Figure record listings:

========================

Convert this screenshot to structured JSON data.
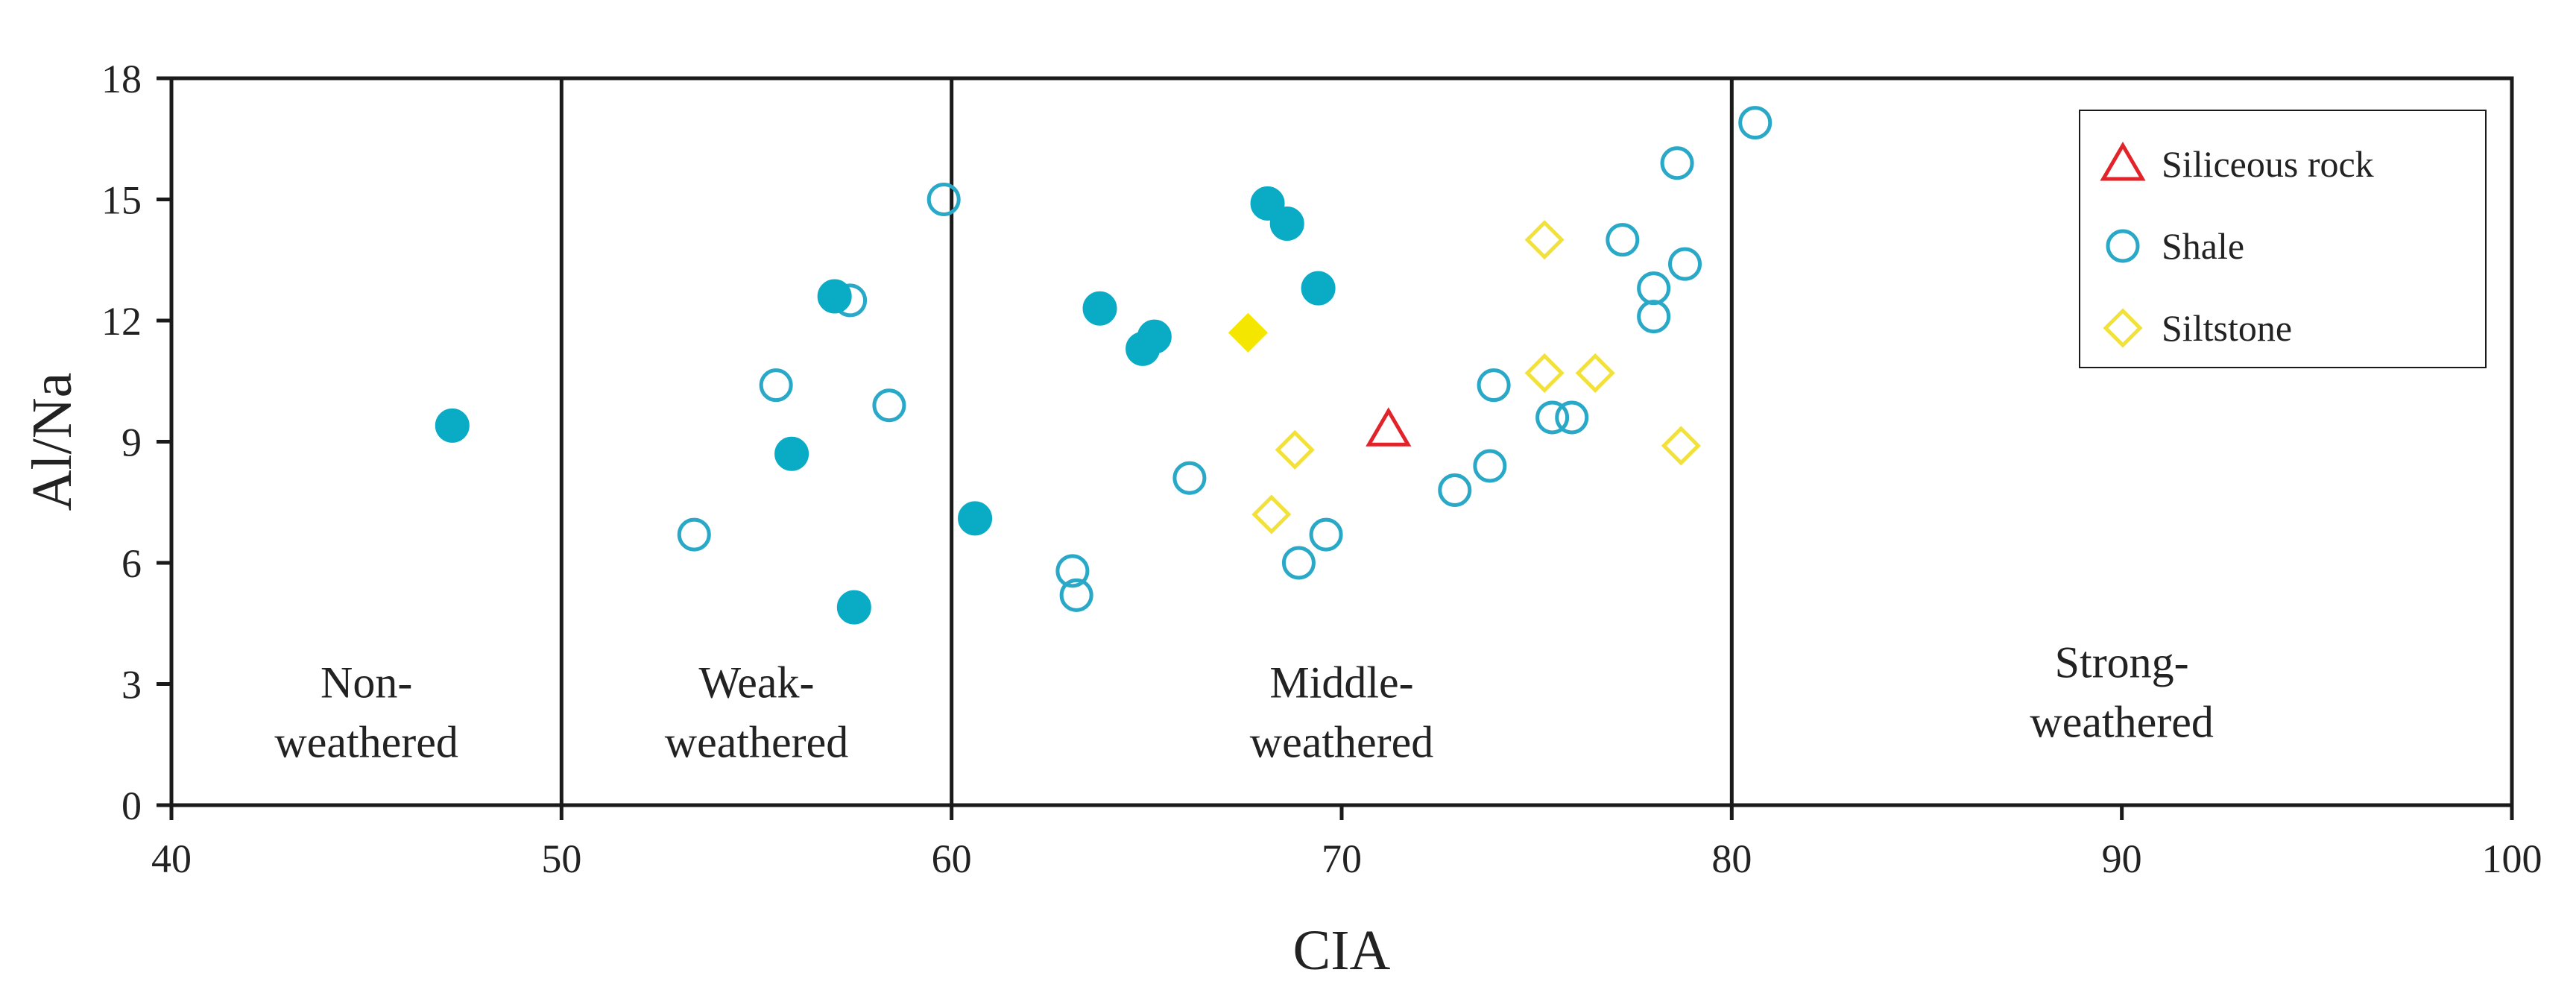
{
  "chart_data": {
    "type": "scatter",
    "xlabel": "CIA",
    "ylabel": "Al/Na",
    "xlim": [
      40,
      100
    ],
    "ylim": [
      0,
      18
    ],
    "xticks": [
      40,
      50,
      60,
      70,
      80,
      90,
      100
    ],
    "yticks": [
      0,
      3,
      6,
      9,
      12,
      15,
      18
    ],
    "zone_boundaries": [
      50,
      60,
      80
    ],
    "zones": [
      {
        "lines": [
          "Non-",
          "weathered"
        ],
        "x_center": 45,
        "y_center": 2.3
      },
      {
        "lines": [
          "Weak-",
          "weathered"
        ],
        "x_center": 55,
        "y_center": 2.3
      },
      {
        "lines": [
          "Middle-",
          "weathered"
        ],
        "x_center": 70,
        "y_center": 2.3
      },
      {
        "lines": [
          "Strong-",
          "weathered"
        ],
        "x_center": 90,
        "y_center": 2.8
      }
    ],
    "legend": {
      "position": "top-right",
      "entries": [
        "Siliceous rock",
        "Shale",
        "Siltstone"
      ]
    },
    "series": [
      {
        "name": "Siliceous rock",
        "marker": "triangle-open",
        "color": "#e2232a",
        "in_legend": true,
        "points": [
          [
            71.2,
            9.3
          ]
        ]
      },
      {
        "name": "Shale",
        "marker": "circle-open",
        "color": "#29a9c7",
        "in_legend": true,
        "points": [
          [
            53.4,
            6.7
          ],
          [
            55.5,
            10.4
          ],
          [
            57.4,
            12.5
          ],
          [
            58.4,
            9.9
          ],
          [
            59.8,
            15.0
          ],
          [
            63.1,
            5.8
          ],
          [
            63.2,
            5.2
          ],
          [
            66.1,
            8.1
          ],
          [
            68.9,
            6.0
          ],
          [
            69.6,
            6.7
          ],
          [
            72.9,
            7.8
          ],
          [
            73.8,
            8.4
          ],
          [
            73.9,
            10.4
          ],
          [
            75.4,
            9.6
          ],
          [
            75.9,
            9.6
          ],
          [
            77.2,
            14.0
          ],
          [
            78.0,
            12.8
          ],
          [
            78.0,
            12.1
          ],
          [
            78.6,
            15.9
          ],
          [
            78.8,
            13.4
          ],
          [
            80.6,
            16.9
          ]
        ]
      },
      {
        "name": "Siltstone",
        "marker": "diamond-open",
        "color": "#f1e13a",
        "in_legend": true,
        "points": [
          [
            68.2,
            7.2
          ],
          [
            68.8,
            8.8
          ],
          [
            75.2,
            14.0
          ],
          [
            75.2,
            10.7
          ],
          [
            76.5,
            10.7
          ],
          [
            78.7,
            8.9
          ]
        ]
      },
      {
        "name": "Shale (filled)",
        "marker": "circle-filled",
        "color": "#0aabc5",
        "in_legend": false,
        "points": [
          [
            47.2,
            9.4
          ],
          [
            55.9,
            8.7
          ],
          [
            57.0,
            12.6
          ],
          [
            57.5,
            4.9
          ],
          [
            60.6,
            7.1
          ],
          [
            63.8,
            12.3
          ],
          [
            64.9,
            11.3
          ],
          [
            65.2,
            11.6
          ],
          [
            68.1,
            14.9
          ],
          [
            68.6,
            14.4
          ],
          [
            69.4,
            12.8
          ]
        ]
      },
      {
        "name": "Siltstone (filled)",
        "marker": "diamond-filled",
        "color": "#f5e600",
        "in_legend": false,
        "points": [
          [
            67.6,
            11.7
          ]
        ]
      }
    ]
  }
}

========================

Drop the pictures and reproduce the rest of the entries above exactly.

Convert this screenshot to structured JSON data.
{
  "chart_data": {
    "type": "scatter",
    "xlabel": "CIA",
    "ylabel": "Al/Na",
    "xlim": [
      40,
      100
    ],
    "ylim": [
      0,
      18
    ],
    "xticks": [
      40,
      50,
      60,
      70,
      80,
      90,
      100
    ],
    "yticks": [
      0,
      3,
      6,
      9,
      12,
      15,
      18
    ],
    "zone_boundaries": [
      50,
      60,
      80
    ],
    "zones": [
      {
        "lines": [
          "Non-",
          "weathered"
        ],
        "x_center": 45,
        "y_center": 2.3
      },
      {
        "lines": [
          "Weak-",
          "weathered"
        ],
        "x_center": 55,
        "y_center": 2.3
      },
      {
        "lines": [
          "Middle-",
          "weathered"
        ],
        "x_center": 70,
        "y_center": 2.3
      },
      {
        "lines": [
          "Strong-",
          "weathered"
        ],
        "x_center": 90,
        "y_center": 2.8
      }
    ],
    "legend": {
      "position": "top-right",
      "entries": [
        "Siliceous rock",
        "Shale",
        "Siltstone"
      ]
    },
    "series": [
      {
        "name": "Siliceous rock",
        "marker": "triangle-open",
        "color": "#e2232a",
        "in_legend": true,
        "points": [
          [
            71.2,
            9.3
          ]
        ]
      },
      {
        "name": "Shale",
        "marker": "circle-open",
        "color": "#29a9c7",
        "in_legend": true,
        "points": [
          [
            53.4,
            6.7
          ],
          [
            55.5,
            10.4
          ],
          [
            57.4,
            12.5
          ],
          [
            58.4,
            9.9
          ],
          [
            59.8,
            15.0
          ],
          [
            63.1,
            5.8
          ],
          [
            63.2,
            5.2
          ],
          [
            66.1,
            8.1
          ],
          [
            68.9,
            6.0
          ],
          [
            69.6,
            6.7
          ],
          [
            72.9,
            7.8
          ],
          [
            73.8,
            8.4
          ],
          [
            73.9,
            10.4
          ],
          [
            75.4,
            9.6
          ],
          [
            75.9,
            9.6
          ],
          [
            77.2,
            14.0
          ],
          [
            78.0,
            12.8
          ],
          [
            78.0,
            12.1
          ],
          [
            78.6,
            15.9
          ],
          [
            78.8,
            13.4
          ],
          [
            80.6,
            16.9
          ]
        ]
      },
      {
        "name": "Siltstone",
        "marker": "diamond-open",
        "color": "#f1e13a",
        "in_legend": true,
        "points": [
          [
            68.2,
            7.2
          ],
          [
            68.8,
            8.8
          ],
          [
            75.2,
            14.0
          ],
          [
            75.2,
            10.7
          ],
          [
            76.5,
            10.7
          ],
          [
            78.7,
            8.9
          ]
        ]
      },
      {
        "name": "Shale (filled)",
        "marker": "circle-filled",
        "color": "#0aabc5",
        "in_legend": false,
        "points": [
          [
            47.2,
            9.4
          ],
          [
            55.9,
            8.7
          ],
          [
            57.0,
            12.6
          ],
          [
            57.5,
            4.9
          ],
          [
            60.6,
            7.1
          ],
          [
            63.8,
            12.3
          ],
          [
            64.9,
            11.3
          ],
          [
            65.2,
            11.6
          ],
          [
            68.1,
            14.9
          ],
          [
            68.6,
            14.4
          ],
          [
            69.4,
            12.8
          ]
        ]
      },
      {
        "name": "Siltstone (filled)",
        "marker": "diamond-filled",
        "color": "#f5e600",
        "in_legend": false,
        "points": [
          [
            67.6,
            11.7
          ]
        ]
      }
    ]
  }
}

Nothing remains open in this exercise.